:: Data listing ::

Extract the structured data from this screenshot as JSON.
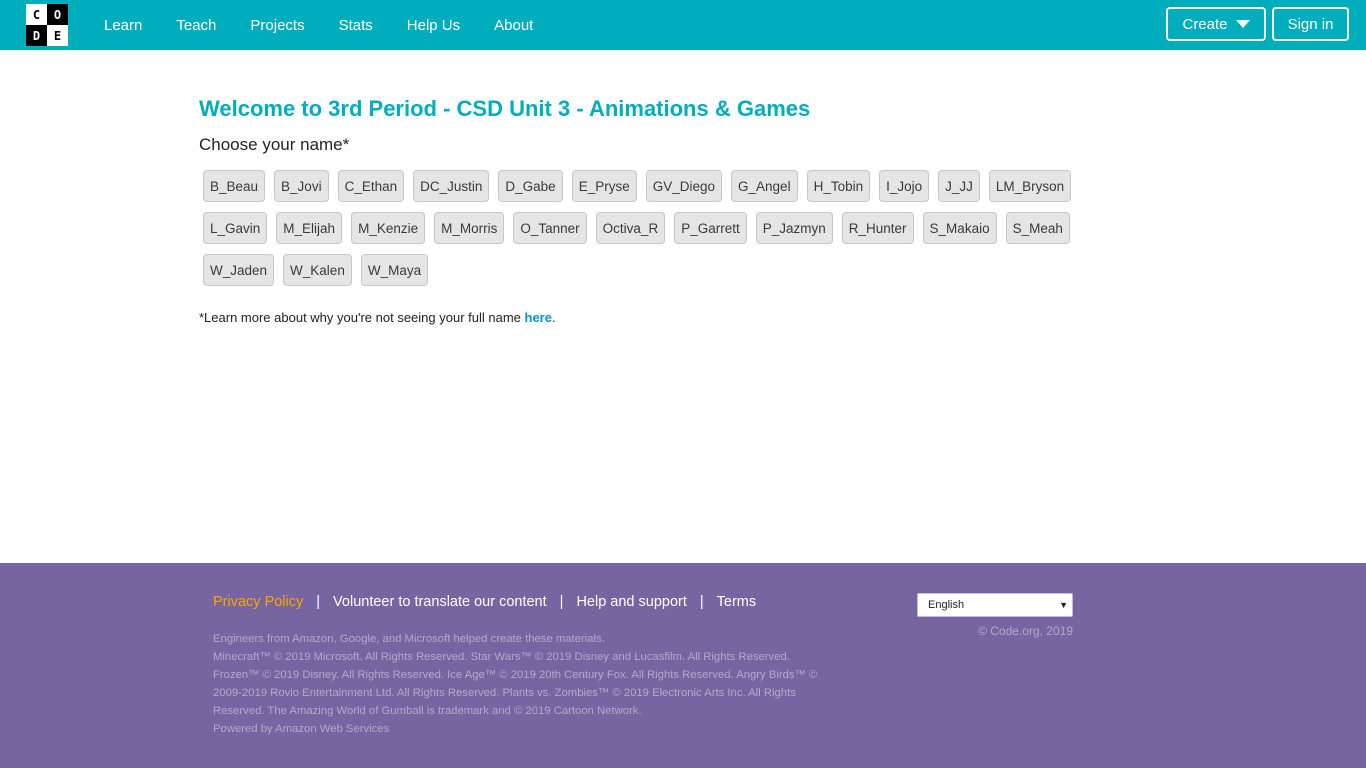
{
  "header": {
    "logo_letters": [
      "C",
      "O",
      "D",
      "E"
    ],
    "nav": [
      "Learn",
      "Teach",
      "Projects",
      "Stats",
      "Help Us",
      "About"
    ],
    "create_label": "Create",
    "signin_label": "Sign in",
    "bar_color": "#00adbc"
  },
  "main": {
    "title": "Welcome to 3rd Period - CSD Unit 3 - Animations & Games",
    "subtitle": "Choose your name*",
    "names": [
      "B_Beau",
      "B_Jovi",
      "C_Ethan",
      "DC_Justin",
      "D_Gabe",
      "E_Pryse",
      "GV_Diego",
      "G_Angel",
      "H_Tobin",
      "I_Jojo",
      "J_JJ",
      "LM_Bryson",
      "L_Gavin",
      "M_Elijah",
      "M_Kenzie",
      "M_Morris",
      "O_Tanner",
      "Octiva_R",
      "P_Garrett",
      "P_Jazmyn",
      "R_Hunter",
      "S_Makaio",
      "S_Meah",
      "W_Jaden",
      "W_Kalen",
      "W_Maya"
    ],
    "note_prefix": "*Learn more about why you're not seeing your full name ",
    "note_link": "here",
    "note_suffix": "."
  },
  "footer": {
    "links": [
      "Privacy Policy",
      "Volunteer to translate our content",
      "Help and support",
      "Terms"
    ],
    "separator": "|",
    "legal": [
      "Engineers from Amazon, Google, and Microsoft helped create these materials.",
      "Minecraft™ © 2019 Microsoft. All Rights Reserved. Star Wars™ © 2019 Disney and Lucasfilm. All Rights Reserved. Frozen™ © 2019 Disney. All Rights Reserved. Ice Age™ © 2019 20th Century Fox. All Rights Reserved. Angry Birds™ © 2009-2019 Rovio Entertainment Ltd. All Rights Reserved. Plants vs. Zombies™ © 2019 Electronic Arts Inc. All Rights Reserved. The Amazing World of Gumball is trademark and © 2019 Cartoon Network.",
      "Powered by Amazon Web Services"
    ],
    "language": "English",
    "copyright": "© Code.org, 2019",
    "bg_color": "#7665a0",
    "privacy_color": "#ffa400"
  }
}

:::

- [Exercise details]:
Using the listing, collect all lines in which the string "Microsoft" is found.

- [Result of this exercise]:
      "Engineers from Amazon, Google, and Microsoft helped create these materials.",
      "Minecraft™ © 2019 Microsoft. All Rights Reserved. Star Wars™ © 2019 Disney and Lucasfilm. All Rights Reserved. Frozen™ © 2019 Disney. All Rights Reserved. Ice Age™ © 2019 20th Century Fox. All Rights Reserved. Angry Birds™ © 2009-2019 Rovio Entertainment Ltd. All Rights Reserved. Plants vs. Zombies™ © 2019 Electronic Arts Inc. All Rights Reserved. The Amazing World of Gumball is trademark and © 2019 Cartoon Network.",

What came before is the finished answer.